§ PROBLEM STATEMENT:
Find every line of the listing below where "mantap" appears, and copy it.

§ DATASET EXTRACT:
↓

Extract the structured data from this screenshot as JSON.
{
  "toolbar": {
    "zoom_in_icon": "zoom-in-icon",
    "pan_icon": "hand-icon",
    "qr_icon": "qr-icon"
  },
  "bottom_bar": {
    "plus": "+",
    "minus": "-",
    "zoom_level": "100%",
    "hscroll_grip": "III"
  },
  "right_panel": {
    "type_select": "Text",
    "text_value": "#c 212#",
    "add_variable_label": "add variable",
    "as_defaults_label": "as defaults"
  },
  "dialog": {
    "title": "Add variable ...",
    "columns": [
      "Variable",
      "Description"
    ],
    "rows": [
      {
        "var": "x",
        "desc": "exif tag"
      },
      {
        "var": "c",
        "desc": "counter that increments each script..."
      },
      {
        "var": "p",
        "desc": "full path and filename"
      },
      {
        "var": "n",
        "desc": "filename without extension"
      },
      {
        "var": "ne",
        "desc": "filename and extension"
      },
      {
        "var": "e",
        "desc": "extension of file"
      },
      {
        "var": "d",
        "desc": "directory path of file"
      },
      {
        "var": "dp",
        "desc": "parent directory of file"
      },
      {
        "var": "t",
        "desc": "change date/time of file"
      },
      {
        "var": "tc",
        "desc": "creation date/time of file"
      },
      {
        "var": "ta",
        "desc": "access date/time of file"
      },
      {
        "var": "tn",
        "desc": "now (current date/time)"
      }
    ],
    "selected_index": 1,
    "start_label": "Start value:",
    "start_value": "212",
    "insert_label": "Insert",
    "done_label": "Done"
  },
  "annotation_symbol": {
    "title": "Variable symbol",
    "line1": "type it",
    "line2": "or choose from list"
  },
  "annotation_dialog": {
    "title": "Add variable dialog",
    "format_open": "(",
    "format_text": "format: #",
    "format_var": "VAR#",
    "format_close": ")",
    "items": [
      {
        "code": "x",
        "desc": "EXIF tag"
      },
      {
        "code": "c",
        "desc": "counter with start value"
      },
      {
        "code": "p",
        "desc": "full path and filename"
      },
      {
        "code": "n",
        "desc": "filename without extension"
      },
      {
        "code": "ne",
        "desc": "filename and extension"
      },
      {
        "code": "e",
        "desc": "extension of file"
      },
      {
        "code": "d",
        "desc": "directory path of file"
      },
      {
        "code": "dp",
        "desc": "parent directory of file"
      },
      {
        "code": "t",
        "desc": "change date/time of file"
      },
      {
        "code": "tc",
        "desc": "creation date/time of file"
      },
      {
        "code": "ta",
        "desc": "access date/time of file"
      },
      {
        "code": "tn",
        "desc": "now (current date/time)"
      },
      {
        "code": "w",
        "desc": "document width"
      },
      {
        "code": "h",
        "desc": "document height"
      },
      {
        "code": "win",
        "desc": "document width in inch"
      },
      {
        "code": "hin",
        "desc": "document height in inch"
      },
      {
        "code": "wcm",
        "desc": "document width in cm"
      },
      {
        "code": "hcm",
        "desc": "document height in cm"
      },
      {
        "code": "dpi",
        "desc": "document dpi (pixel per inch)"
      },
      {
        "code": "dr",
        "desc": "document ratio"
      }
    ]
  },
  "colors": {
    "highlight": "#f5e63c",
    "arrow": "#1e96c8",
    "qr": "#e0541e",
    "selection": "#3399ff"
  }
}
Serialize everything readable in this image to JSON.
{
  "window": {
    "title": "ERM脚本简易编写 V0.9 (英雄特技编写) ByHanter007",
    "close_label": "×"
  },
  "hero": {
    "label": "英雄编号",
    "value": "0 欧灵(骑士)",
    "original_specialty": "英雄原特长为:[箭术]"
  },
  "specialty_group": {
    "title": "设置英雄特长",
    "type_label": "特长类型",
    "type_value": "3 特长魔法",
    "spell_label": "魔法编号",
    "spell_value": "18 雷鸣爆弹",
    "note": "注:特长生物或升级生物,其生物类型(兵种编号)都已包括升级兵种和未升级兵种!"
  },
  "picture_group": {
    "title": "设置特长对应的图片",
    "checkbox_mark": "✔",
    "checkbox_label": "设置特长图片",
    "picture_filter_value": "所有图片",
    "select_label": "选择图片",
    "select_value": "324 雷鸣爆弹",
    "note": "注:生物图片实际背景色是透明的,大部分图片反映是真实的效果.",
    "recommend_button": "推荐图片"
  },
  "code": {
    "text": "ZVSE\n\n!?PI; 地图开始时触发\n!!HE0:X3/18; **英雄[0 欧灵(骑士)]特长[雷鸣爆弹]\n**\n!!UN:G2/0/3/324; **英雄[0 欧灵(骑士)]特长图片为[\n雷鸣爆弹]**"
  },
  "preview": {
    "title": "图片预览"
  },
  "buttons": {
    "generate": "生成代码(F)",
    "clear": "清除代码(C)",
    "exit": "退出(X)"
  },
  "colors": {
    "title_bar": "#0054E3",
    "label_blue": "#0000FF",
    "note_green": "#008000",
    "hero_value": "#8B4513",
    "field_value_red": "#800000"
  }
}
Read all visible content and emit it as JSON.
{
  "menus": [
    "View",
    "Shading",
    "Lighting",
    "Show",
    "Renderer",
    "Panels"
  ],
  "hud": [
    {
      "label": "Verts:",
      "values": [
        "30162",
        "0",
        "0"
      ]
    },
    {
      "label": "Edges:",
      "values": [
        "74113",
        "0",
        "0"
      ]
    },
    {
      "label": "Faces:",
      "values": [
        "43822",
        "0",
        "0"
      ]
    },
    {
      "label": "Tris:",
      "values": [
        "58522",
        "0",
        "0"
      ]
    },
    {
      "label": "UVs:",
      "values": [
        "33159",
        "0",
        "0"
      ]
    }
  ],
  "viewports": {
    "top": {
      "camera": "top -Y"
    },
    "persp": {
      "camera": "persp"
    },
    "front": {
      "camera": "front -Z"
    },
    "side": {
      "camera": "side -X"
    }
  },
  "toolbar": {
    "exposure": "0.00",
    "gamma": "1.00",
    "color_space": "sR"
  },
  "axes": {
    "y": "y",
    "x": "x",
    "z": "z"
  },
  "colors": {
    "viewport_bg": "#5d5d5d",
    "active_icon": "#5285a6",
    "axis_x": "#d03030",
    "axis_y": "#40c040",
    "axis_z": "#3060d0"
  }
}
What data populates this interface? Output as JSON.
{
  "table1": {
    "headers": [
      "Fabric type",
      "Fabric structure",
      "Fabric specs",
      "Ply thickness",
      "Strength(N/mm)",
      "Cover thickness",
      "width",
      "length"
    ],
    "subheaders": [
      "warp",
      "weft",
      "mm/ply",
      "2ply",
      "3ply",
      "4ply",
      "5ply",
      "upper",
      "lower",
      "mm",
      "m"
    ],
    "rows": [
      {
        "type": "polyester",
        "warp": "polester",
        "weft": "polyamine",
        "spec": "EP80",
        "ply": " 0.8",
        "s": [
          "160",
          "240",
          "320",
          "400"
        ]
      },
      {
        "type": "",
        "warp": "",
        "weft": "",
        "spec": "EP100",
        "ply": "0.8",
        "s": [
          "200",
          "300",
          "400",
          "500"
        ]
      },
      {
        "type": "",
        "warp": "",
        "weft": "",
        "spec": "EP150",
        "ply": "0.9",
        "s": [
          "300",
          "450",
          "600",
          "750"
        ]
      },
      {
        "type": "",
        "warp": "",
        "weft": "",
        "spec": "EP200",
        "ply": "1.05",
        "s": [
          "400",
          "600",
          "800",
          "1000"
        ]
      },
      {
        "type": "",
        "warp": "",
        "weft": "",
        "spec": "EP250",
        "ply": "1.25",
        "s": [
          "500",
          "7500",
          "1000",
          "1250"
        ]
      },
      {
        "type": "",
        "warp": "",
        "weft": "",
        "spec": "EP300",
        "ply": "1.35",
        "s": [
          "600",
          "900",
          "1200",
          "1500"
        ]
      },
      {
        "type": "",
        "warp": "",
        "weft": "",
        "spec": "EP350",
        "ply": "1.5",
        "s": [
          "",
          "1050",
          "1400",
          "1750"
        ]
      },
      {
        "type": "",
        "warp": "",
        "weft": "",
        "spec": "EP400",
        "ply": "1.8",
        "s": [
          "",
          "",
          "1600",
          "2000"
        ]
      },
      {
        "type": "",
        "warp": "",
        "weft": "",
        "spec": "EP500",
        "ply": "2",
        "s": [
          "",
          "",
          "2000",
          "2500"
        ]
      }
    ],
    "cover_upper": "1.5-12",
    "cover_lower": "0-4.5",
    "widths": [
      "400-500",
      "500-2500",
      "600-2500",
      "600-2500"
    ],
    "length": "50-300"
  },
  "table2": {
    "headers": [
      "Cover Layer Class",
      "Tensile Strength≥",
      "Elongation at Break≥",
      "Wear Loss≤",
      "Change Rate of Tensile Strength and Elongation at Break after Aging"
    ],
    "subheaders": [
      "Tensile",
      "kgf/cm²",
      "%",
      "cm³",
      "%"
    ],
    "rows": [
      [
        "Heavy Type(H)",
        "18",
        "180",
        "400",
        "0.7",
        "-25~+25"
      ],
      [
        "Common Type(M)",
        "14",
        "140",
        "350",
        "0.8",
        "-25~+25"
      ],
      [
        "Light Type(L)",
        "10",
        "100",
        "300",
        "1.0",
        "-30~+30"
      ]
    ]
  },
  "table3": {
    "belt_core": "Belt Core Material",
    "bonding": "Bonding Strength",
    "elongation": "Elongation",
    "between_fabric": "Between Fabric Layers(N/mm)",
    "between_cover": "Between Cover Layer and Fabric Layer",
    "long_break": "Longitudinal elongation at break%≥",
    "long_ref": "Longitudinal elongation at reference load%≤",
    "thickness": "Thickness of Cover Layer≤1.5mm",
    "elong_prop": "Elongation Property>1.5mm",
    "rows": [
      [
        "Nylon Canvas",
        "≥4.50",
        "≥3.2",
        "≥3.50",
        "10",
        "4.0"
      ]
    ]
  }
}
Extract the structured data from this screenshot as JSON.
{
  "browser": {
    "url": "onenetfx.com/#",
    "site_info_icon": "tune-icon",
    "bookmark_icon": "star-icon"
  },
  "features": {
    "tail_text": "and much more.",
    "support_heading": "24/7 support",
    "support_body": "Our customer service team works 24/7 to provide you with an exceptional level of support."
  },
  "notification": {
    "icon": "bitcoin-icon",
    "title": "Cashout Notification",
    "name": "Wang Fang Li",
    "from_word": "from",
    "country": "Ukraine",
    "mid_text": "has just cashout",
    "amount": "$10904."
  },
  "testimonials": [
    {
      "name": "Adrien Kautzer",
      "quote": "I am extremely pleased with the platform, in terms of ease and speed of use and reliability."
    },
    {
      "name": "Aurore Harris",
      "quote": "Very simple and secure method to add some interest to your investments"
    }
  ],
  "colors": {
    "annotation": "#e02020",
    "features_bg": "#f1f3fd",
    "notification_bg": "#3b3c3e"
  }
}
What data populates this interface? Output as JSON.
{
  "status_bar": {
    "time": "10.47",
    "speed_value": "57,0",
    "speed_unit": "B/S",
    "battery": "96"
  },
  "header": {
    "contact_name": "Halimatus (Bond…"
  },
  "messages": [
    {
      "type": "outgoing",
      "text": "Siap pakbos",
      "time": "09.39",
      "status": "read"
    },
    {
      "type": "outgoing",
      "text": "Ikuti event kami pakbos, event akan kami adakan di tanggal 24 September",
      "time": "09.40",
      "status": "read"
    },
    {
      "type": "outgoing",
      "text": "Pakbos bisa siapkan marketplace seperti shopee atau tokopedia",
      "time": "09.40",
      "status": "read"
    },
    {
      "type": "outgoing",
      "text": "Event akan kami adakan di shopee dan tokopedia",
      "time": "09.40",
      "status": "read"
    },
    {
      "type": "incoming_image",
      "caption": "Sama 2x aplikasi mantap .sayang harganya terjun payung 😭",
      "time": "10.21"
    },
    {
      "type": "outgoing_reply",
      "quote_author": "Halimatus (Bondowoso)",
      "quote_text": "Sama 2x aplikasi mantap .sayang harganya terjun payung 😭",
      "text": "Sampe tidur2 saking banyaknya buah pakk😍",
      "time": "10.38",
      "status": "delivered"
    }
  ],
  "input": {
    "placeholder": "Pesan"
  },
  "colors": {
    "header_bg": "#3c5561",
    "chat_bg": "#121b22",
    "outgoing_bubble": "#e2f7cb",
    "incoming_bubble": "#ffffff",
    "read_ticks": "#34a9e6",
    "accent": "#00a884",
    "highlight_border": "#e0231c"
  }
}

↑

§ REPLY TO THE TASK:
      "caption": "Sama 2x aplikasi mantap .sayang harganya terjun payung 😭",
      "quote_text": "Sama 2x aplikasi mantap .sayang harganya terjun payung 😭",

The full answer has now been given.